What you should do: Where does the string "jeden" appear? Copy every line of the entries below that holds it.

Data excerpts:

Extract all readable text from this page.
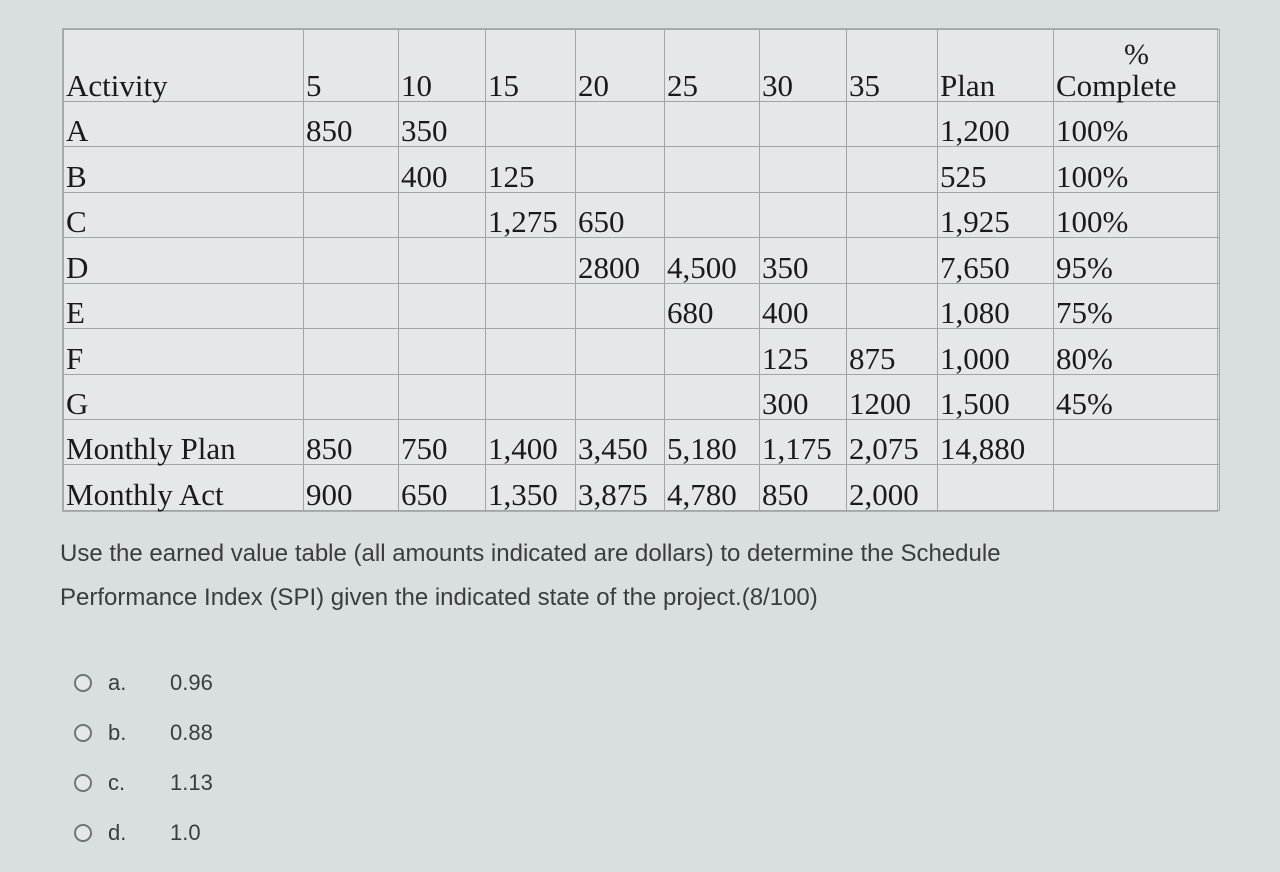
Activity	5	10	15	20	25	30	35	Plan	%
Complete
A	850	350						1,200	100%
B		400	125					525	100%
C			1,275	650				1,925	100%
D				2800	4,500	350		7,650	95%
E					680	400		1,080	75%
F						125	875	1,000	80%
G						300	1200	1,500	45%
Monthly Plan	850	750	1,400	3,450	5,180	1,175	2,075	14,880	
Monthly Act	900	650	1,350	3,875	4,780	850	2,000		
Use the earned value table (all amounts indicated are dollars) to determine the Schedule
Performance Index (SPI) given the indicated state of the project.(8/100)
a.	0.96
b.	0.88
c.	1.13
d.	1.0
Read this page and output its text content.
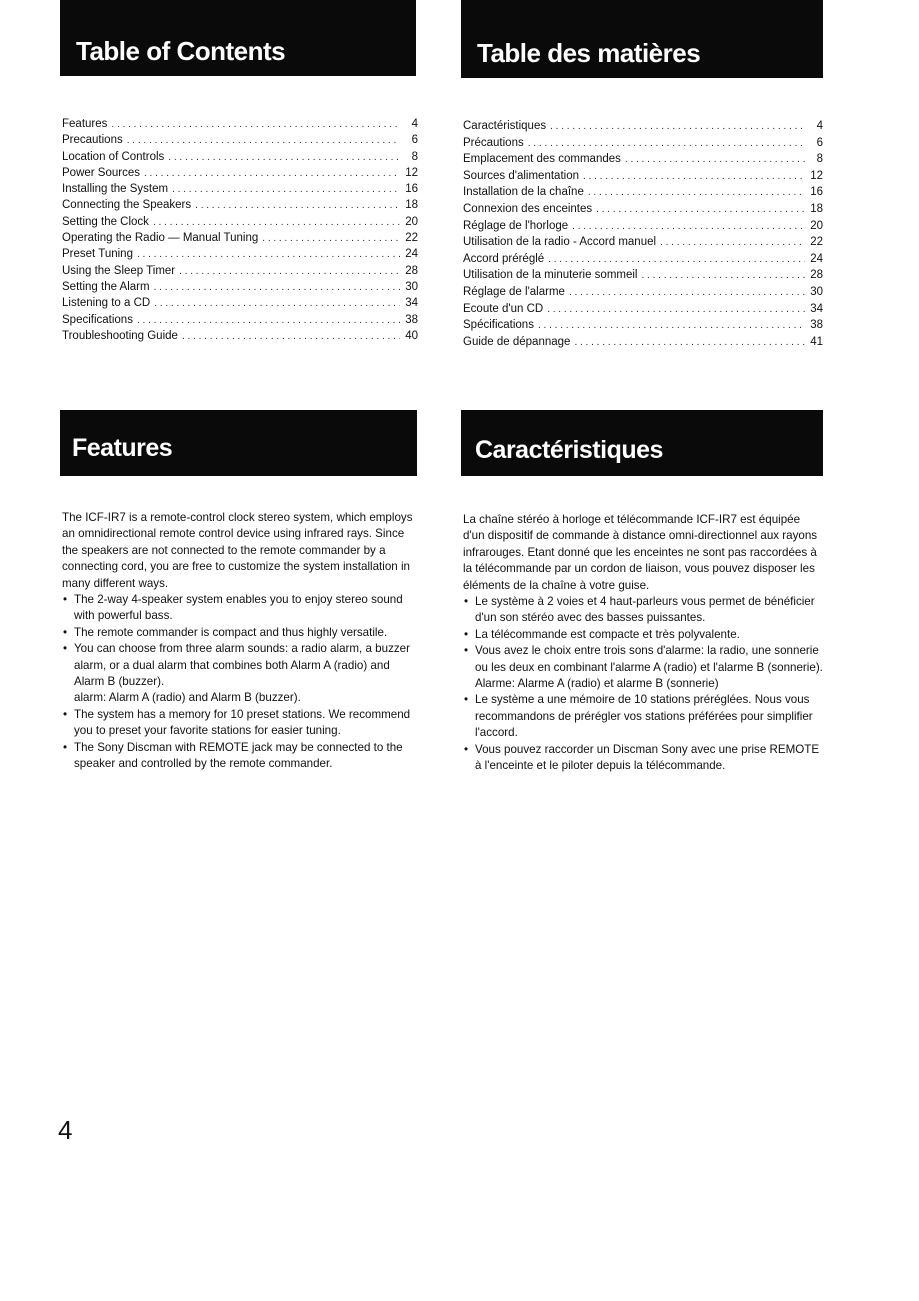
Table of Contents	Table des matières
Features . . .	4
Precautions . . .	6
Location of Controls . . .	8
Power Sources . . .	12
Installing the System . . .	16
Connecting the Speakers . . .	18
Setting the Clock . . .	20
Operating the Radio — Manual Tuning . . .	22
Preset Tuning . . .	24
Using the Sleep Timer . . .	28
Setting the Alarm . . .	30
Listening to a CD . . .	34
Specifications . . .	38
Troubleshooting Guide . . .	40
Caractéristiques . . .	4
Précautions . . .	6
Emplacement des commandes . . .	8
Sources d'alimentation . . .	12
Installation de la chaîne . . .	16
Connexion des enceintes . . .	18
Réglage de l'horloge . . .	20
Utilisation de la radio - Accord manuel . . .	22
Accord préréglé . . .	24
Utilisation de la minuterie sommeil . . .	28
Réglage de l'alarme . . .	30
Ecoute d'un CD . . .	34
Spécifications . . .	38
Guide de dépannage . . .	41
Features	Caractéristiques

The ICF-IR7 is a remote-control clock stereo system, which employs an omnidirectional remote control device using infrared rays. Since the speakers are not connected to the remote commander by a connecting cord, you are free to customize the system installation in many different ways.

• The 2-way 4-speaker system enables you to enjoy stereo sound with powerful bass.
• The remote commander is compact and thus highly versatile.
• You can choose from three alarm sounds: a radio alarm, a buzzer alarm, or a dual alarm that combines both Alarm A (radio) and Alarm B (buzzer).
alarm: Alarm A (radio) and Alarm B (buzzer).
• The system has a memory for 10 preset stations. We recommend you to preset your favorite stations for easier tuning.
• The Sony Discman with REMOTE jack may be connected to the speaker and controlled by the remote commander.

La chaîne stéréo à horloge et télécommande ICF-IR7 est équipée d'un dispositif de commande à distance omni-directionnel aux rayons infrarouges. Etant donné que les enceintes ne sont pas raccordées à la télécommande par un cordon de liaison, vous pouvez disposer les éléments de la chaîne à votre guise.

• Le système à 2 voies et 4 haut-parleurs vous permet de bénéficier d'un son stéréo avec des basses puissantes.
• La télécommande est compacte et très polyvalente.
• Vous avez le choix entre trois sons d'alarme: la radio, une sonnerie ou les deux en combinant l'alarme A (radio) et l'alarme B (sonnerie).
Alarme: Alarme A (radio) et alarme B (sonnerie)
• Le système a une mémoire de 10 stations préréglées. Nous vous recommandons de prérégler vos stations préférées pour simplifier l'accord.
• Vous pouvez raccorder un Discman Sony avec une prise REMOTE à l'enceinte et le piloter depuis la télécommande.
4
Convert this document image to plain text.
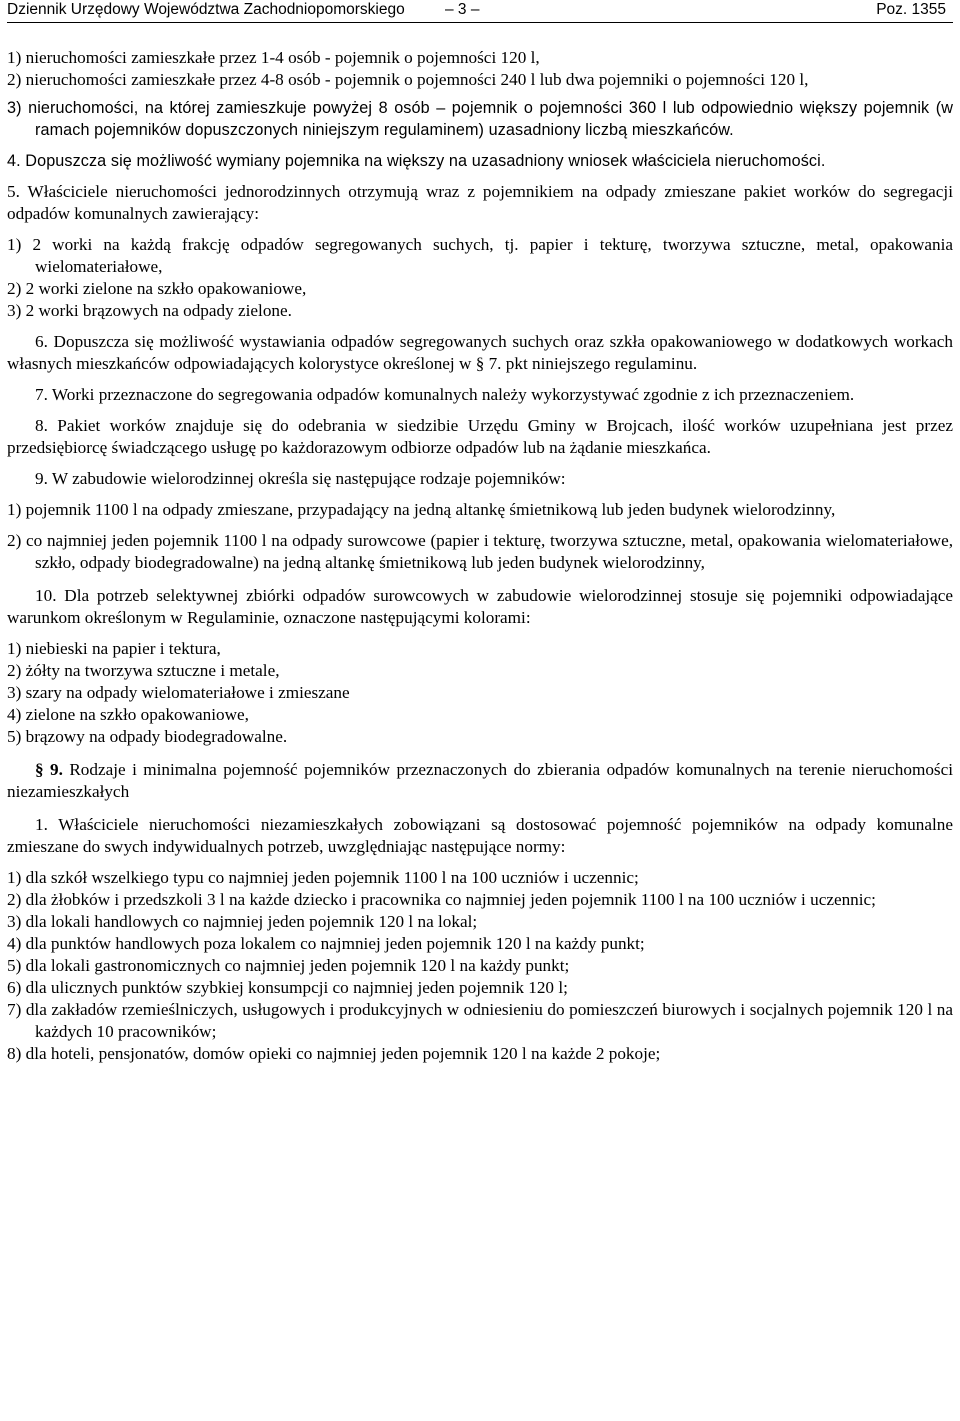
Dziennik Urzędowy Województwa Zachodniopomorskiego	– 3 –	Poz. 1355

1) nieruchomości zamieszkałe przez 1-4 osób - pojemnik o pojemności 120 l,

2) nieruchomości zamieszkałe przez 4-8 osób - pojemnik o pojemności 240 l lub dwa pojemniki o pojemności 120 l,

3) nieruchomości, na której zamieszkuje powyżej 8 osób – pojemnik o pojemności 360 l lub odpowiednio większy pojemnik (w ramach pojemników dopuszczonych niniejszym regulaminem) uzasadniony liczbą mieszkańców.

4. Dopuszcza się możliwość wymiany pojemnika na większy na uzasadniony wniosek właściciela nieruchomości.

5. Właściciele nieruchomości jednorodzinnych otrzymują wraz z pojemnikiem na odpady zmieszane pakiet worków do segregacji odpadów komunalnych zawierający:

1) 2 worki na każdą frakcję odpadów segregowanych suchych, tj. papier i tekturę, tworzywa sztuczne, metal, opakowania wielomateriałowe,

2) 2 worki zielone na szkło opakowaniowe,

3) 2 worki brązowych na odpady zielone.

6. Dopuszcza się możliwość wystawiania odpadów segregowanych suchych oraz szkła opakowaniowego w dodatkowych workach własnych mieszkańców odpowiadających kolorystyce określonej w § 7. pkt niniejszego regulaminu.

7. Worki przeznaczone do segregowania odpadów komunalnych należy wykorzystywać zgodnie z ich przeznaczeniem.

8. Pakiet worków znajduje się do odebrania w siedzibie Urzędu Gminy w Brojcach, ilość worków uzupełniana jest przez przedsiębiorcę świadczącego usługę po każdorazowym odbiorze odpadów lub na żądanie mieszkańca.

9. W zabudowie wielorodzinnej określa się następujące rodzaje pojemników:

1) pojemnik 1100 l na odpady zmieszane, przypadający na jedną altankę śmietnikową lub jeden budynek wielorodzinny,

2) co najmniej jeden pojemnik 1100 l na odpady surowcowe (papier i tekturę, tworzywa sztuczne, metal, opakowania wielomateriałowe, szkło, odpady biodegradowalne) na jedną altankę śmietnikową lub jeden budynek wielorodzinny,

10. Dla potrzeb selektywnej zbiórki odpadów surowcowych w zabudowie wielorodzinnej stosuje się pojemniki odpowiadające warunkom określonym w Regulaminie, oznaczone następującymi kolorami:

1) niebieski na papier i tektura,

2) żółty na tworzywa sztuczne i metale,

3) szary na odpady wielomateriałowe i zmieszane

4) zielone na szkło opakowaniowe,

5) brązowy na odpady biodegradowalne.

§ 9. Rodzaje i minimalna pojemność pojemników przeznaczonych do zbierania odpadów komunalnych na terenie nieruchomości niezamieszkałych

1. Właściciele nieruchomości niezamieszkałych zobowiązani są dostosować pojemność pojemników na odpady komunalne zmieszane do swych indywidualnych potrzeb, uwzględniając następujące normy:

1) dla szkół wszelkiego typu co najmniej jeden pojemnik 1100 l na 100 uczniów i uczennic;

2) dla żłobków i przedszkoli 3 l na każde dziecko i pracownika co najmniej jeden pojemnik 1100 l na 100 uczniów i uczennic;

3) dla lokali handlowych co najmniej jeden pojemnik 120 l na lokal;

4) dla punktów handlowych poza lokalem co najmniej jeden pojemnik 120 l na każdy punkt;

5) dla lokali gastronomicznych co najmniej jeden pojemnik 120 l na każdy punkt;

6) dla ulicznych punktów szybkiej konsumpcji co najmniej jeden pojemnik 120 l;

7) dla zakładów rzemieślniczych, usługowych i produkcyjnych w odniesieniu do pomieszczeń biurowych i socjalnych pojemnik 120 l na każdych 10 pracowników;

8) dla hoteli, pensjonatów, domów opieki co najmniej jeden pojemnik 120 l na każde 2 pokoje;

Solved problem:
1) pojemnik 1100 l na odpady zmieszane, przypadający na jedną altankę śmietnikową lub jeden budynek wielorodzinny,
2) co najmniej jeden pojemnik 1100 l na odpady surowcowe (papier i tekturę, tworzywa sztuczne, metal, opakowania wielomateriałowe, szkło, odpady biodegradowalne) na jedną altankę śmietnikową lub jeden budynek wielorodzinny,
1) dla szkół wszelkiego typu co najmniej jeden pojemnik 1100 l na 100 uczniów i uczennic;
2) dla żłobków i przedszkoli 3 l na każde dziecko i pracownika co najmniej jeden pojemnik 1100 l na 100 uczniów i uczennic;
3) dla lokali handlowych co najmniej jeden pojemnik 120 l na lokal;
4) dla punktów handlowych poza lokalem co najmniej jeden pojemnik 120 l na każdy punkt;
5) dla lokali gastronomicznych co najmniej jeden pojemnik 120 l na każdy punkt;
6) dla ulicznych punktów szybkiej konsumpcji co najmniej jeden pojemnik 120 l;
8) dla hoteli, pensjonatów, domów opieki co najmniej jeden pojemnik 120 l na każde 2 pokoje;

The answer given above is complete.